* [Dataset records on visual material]
———
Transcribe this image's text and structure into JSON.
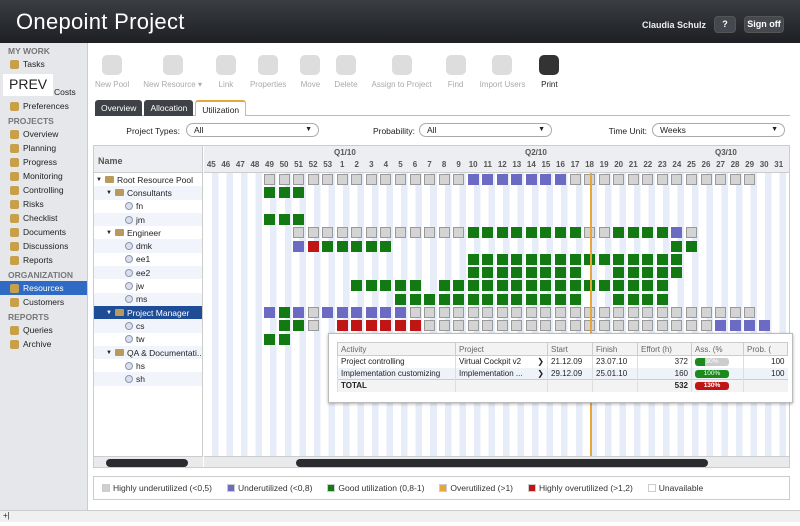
{
  "header": {
    "logo": "Onepoint Project",
    "user": "Claudia Schulz",
    "help": "?",
    "signoff": "Sign off"
  },
  "sidebar": {
    "overlay": "PREV",
    "sections": [
      {
        "title": "MY WORK",
        "items": [
          {
            "label": "Tasks"
          },
          {
            "label": "Costs"
          },
          {
            "label": "Preferences"
          }
        ]
      },
      {
        "title": "PROJECTS",
        "items": [
          {
            "label": "Overview"
          },
          {
            "label": "Planning"
          },
          {
            "label": "Progress"
          },
          {
            "label": "Monitoring"
          },
          {
            "label": "Controlling"
          },
          {
            "label": "Risks"
          },
          {
            "label": "Checklist"
          },
          {
            "label": "Documents"
          },
          {
            "label": "Discussions"
          },
          {
            "label": "Reports"
          }
        ]
      },
      {
        "title": "ORGANIZATION",
        "items": [
          {
            "label": "Resources",
            "active": true
          },
          {
            "label": "Customers"
          }
        ]
      },
      {
        "title": "REPORTS",
        "items": [
          {
            "label": "Queries"
          },
          {
            "label": "Archive"
          }
        ]
      }
    ]
  },
  "toolbar": [
    {
      "label": "New Pool"
    },
    {
      "label": "New Resource ▾"
    },
    {
      "label": "Link"
    },
    {
      "label": "Properties"
    },
    {
      "label": "Move"
    },
    {
      "label": "Delete"
    },
    {
      "label": "Assign to Project"
    },
    {
      "label": "Find"
    },
    {
      "label": "Import Users"
    },
    {
      "label": "Print",
      "enabled": true
    }
  ],
  "tabs": [
    {
      "label": "Overview"
    },
    {
      "label": "Allocation"
    },
    {
      "label": "Utilization",
      "selected": true
    }
  ],
  "filters": {
    "project_types": {
      "label": "Project Types:",
      "value": "All"
    },
    "probability": {
      "label": "Probability:",
      "value": "All"
    },
    "time_unit": {
      "label": "Time Unit:",
      "value": "Weeks"
    }
  },
  "gantt": {
    "name_header": "Name",
    "quarters": [
      "Q1/10",
      "Q2/10",
      "Q3/10"
    ],
    "weeks": [
      "45",
      "46",
      "47",
      "48",
      "49",
      "50",
      "51",
      "52",
      "53",
      "1",
      "2",
      "3",
      "4",
      "5",
      "6",
      "7",
      "8",
      "9",
      "10",
      "11",
      "12",
      "13",
      "14",
      "15",
      "16",
      "17",
      "18",
      "19",
      "20",
      "21",
      "22",
      "23",
      "24",
      "25",
      "26",
      "27",
      "28",
      "29",
      "30",
      "31"
    ],
    "current_week": "18",
    "rows": [
      {
        "name": "Root Resource Pool",
        "type": "pool",
        "level": 0,
        "cells": "....ggggggggggggggbbbbbbbggggggggggggg.."
      },
      {
        "name": "Consultants",
        "type": "pool",
        "level": 1,
        "cells": "....GGG................................."
      },
      {
        "name": "fn",
        "type": "person",
        "level": 2,
        "cells": ""
      },
      {
        "name": "jm",
        "type": "person",
        "level": 2,
        "cells": "....GGG................................."
      },
      {
        "name": "Engineer",
        "type": "pool",
        "level": 1,
        "cells": "......ggggggggggggGGGGGGGGggGGGGbg......"
      },
      {
        "name": "dmk",
        "type": "person",
        "level": 2,
        "cells": "......brGGGGG...................GG......"
      },
      {
        "name": "ee1",
        "type": "person",
        "level": 2,
        "cells": "..................GGGGGGGGGGGGGGG......."
      },
      {
        "name": "ee2",
        "type": "person",
        "level": 2,
        "cells": "..................GGGGGGGG..GGGGG......."
      },
      {
        "name": "jw",
        "type": "person",
        "level": 2,
        "cells": "..........GGGGG.GGGGGGGGGGGGGGGG........"
      },
      {
        "name": "ms",
        "type": "person",
        "level": 2,
        "cells": ".............GGGGGGGGGGGGG..GGGG........"
      },
      {
        "name": "Project Manager",
        "type": "pool",
        "level": 1,
        "selected": true,
        "cells": "....bGbgbbbbbbgggggggggggggggggggggggg.."
      },
      {
        "name": "cs",
        "type": "person",
        "level": 2,
        "cells": ".....GGg.rrrrrrggggggggggggggggggggbbbb.."
      },
      {
        "name": "tw",
        "type": "person",
        "level": 2,
        "cells": "....GG.................................."
      },
      {
        "name": "QA & Documentati...",
        "type": "pool",
        "level": 1,
        "cells": ""
      },
      {
        "name": "hs",
        "type": "person",
        "level": 2,
        "cells": ""
      },
      {
        "name": "sh",
        "type": "person",
        "level": 2,
        "cells": ""
      }
    ]
  },
  "tooltip": {
    "headers": [
      "Activity",
      "Project",
      "Start",
      "Finish",
      "Effort (h)",
      "Ass. (%",
      "Prob. ("
    ],
    "rows": [
      {
        "activity": "Project controlling",
        "project": "Virtual Cockpit v2",
        "start": "21.12.09",
        "finish": "23.07.10",
        "effort": "372",
        "assign": "30%",
        "assign_value": 30,
        "prob": "100"
      },
      {
        "activity": "Implementation customizing",
        "project": "Implementation ...",
        "start": "29.12.09",
        "finish": "25.01.10",
        "effort": "160",
        "assign": "100%",
        "assign_value": 100,
        "prob": "100"
      }
    ],
    "total": {
      "label": "TOTAL",
      "effort": "532",
      "assign": "130%",
      "assign_value": 130
    }
  },
  "legend": [
    {
      "label": "Highly underutilized (<0,5)",
      "color": "#cfcfcf"
    },
    {
      "label": "Underutilized (<0,8)",
      "color": "#6b6bc4"
    },
    {
      "label": "Good utilization (0,8-1)",
      "color": "#137a13"
    },
    {
      "label": "Overutilized (>1)",
      "color": "#e8a53a"
    },
    {
      "label": "Highly overutilized (>1,2)",
      "color": "#c01515"
    },
    {
      "label": "Unavailable",
      "color": "#ffffff"
    }
  ],
  "colors": {
    "g": "#d4d4d4",
    "b": "#6b6bc4",
    "G": "#137a13",
    "o": "#e8a53a",
    "r": "#c01515",
    "today": "#e8a53a",
    "header_bg": "#232529",
    "selection": "#1e4c97"
  },
  "status": "+|"
}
———
* [Short task]
Copy every line above in which the string "true" shows up.

* [Solved problem]
            "active": true
      "enabled": true
      "selected": true
        "selected": true,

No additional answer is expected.